**Teks Bacaan:**
--------------------------------

Oleh: Silvester H (3558) 18 tahun yang lalu
manarik... dokementasi menggunakan IR...
Bangkai kendaraan adalah hal yg lumrah teronggok diseluruh penjuru kota
Oleh: D. Chen (45239) 18 tahun yang lalu
Rupanya Oom YY sering menghilang, taunya ada di sana toh... thx for sharing... bagus2 fotonya. Sebenarnya negara kecil ngurusnya lebih mudah, syaratnya kalau diurus secara benar... contoh keberhasilan tetangga dekat kita: S'pore.
kak D.Chen: ... bukan menghilang... undercover sebentar :) Walau banyak usaha penghilangan "jejak" Indonesia, tapi di kalangan grass root eksistensi Indoensia masih tampak Bukti bahwa hanya Canon yg bisa survive disana.. selain bakso dan warung padang :p
Oleh: Alfian, bpp (29380) 18 tahun yang lalu
Thanx sharingnya...
Pom bensin pun masih Pertamina style jaman dulu dgn logo pertamina diatas
Truk tangkinya pun masih merah putih .. (sayang di IR .. gak kelihatan)

--------------------------------

**Instruksi Tugas:**
Lanjutkan utas komentar tentang foto inframerah di atas, dimulai setelah komentar terakhirnya. Data di bawah ini tidak berhubungan dengan teks bacaan.

**Informasi yang Diberikan:**
--------------------------------

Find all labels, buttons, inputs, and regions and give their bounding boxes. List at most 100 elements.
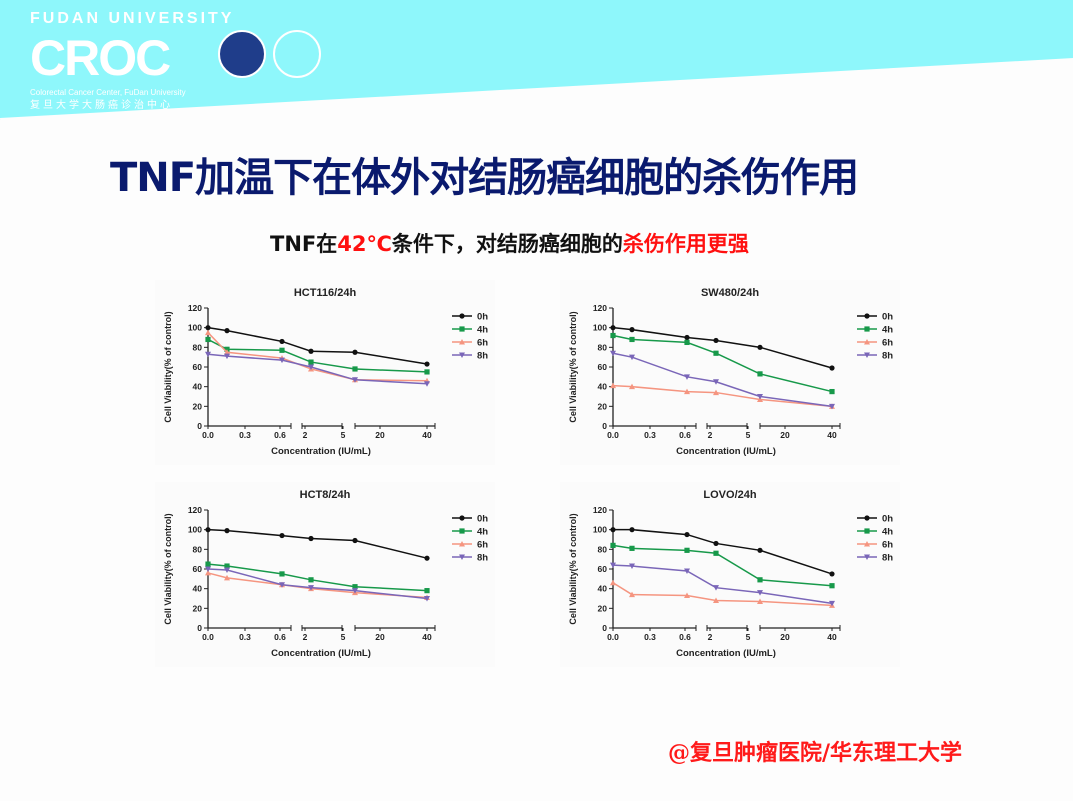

--------------------------------

**Jawaban Latihan:**
Salah satu "bekas" Indonesia yg dihilangkan adalah Taman Makam Pahlawan, yg tentunya berisi makam para tentara Indonesia. ini di Liquisa, diluar kota Dili
Atau bentuk monumen/patung yg dipenggal/dihilangkan atasnya
Gedung Parlemen adalah salah satu diantara segelintir gedung "megah" yg berdiri di pusat kota DIli
Ini dalamnya ....pada saat anggota parlemen yg (kalau lengkap) berjumlah 88 orang Latar belakang pendidikan (yg sebagian masih rendah) dari anggota parlemen dan sejarah membuat parlemen tidak bisa berfungsi maksimal.
Ini adalah penjara Balide yg terkenal itu ... salah satu saksi sejarah "kebrutalan" Indonesia. Tempat ini menjadi kantor/pusat CAVR, suatu komisi/badan rekonsiliasi
Salah satu sel berukuran krg lbh 2x3m.
Tulisan/gambar yg dibuat oleh para tahanan didinding sel penjara yg di pertahankan dan tdk di cat ulang
beberapa dari ribuan file orang yang "hilang"
Snapshot dr foto kota Dili tahun 1999 saat "bumi hangus"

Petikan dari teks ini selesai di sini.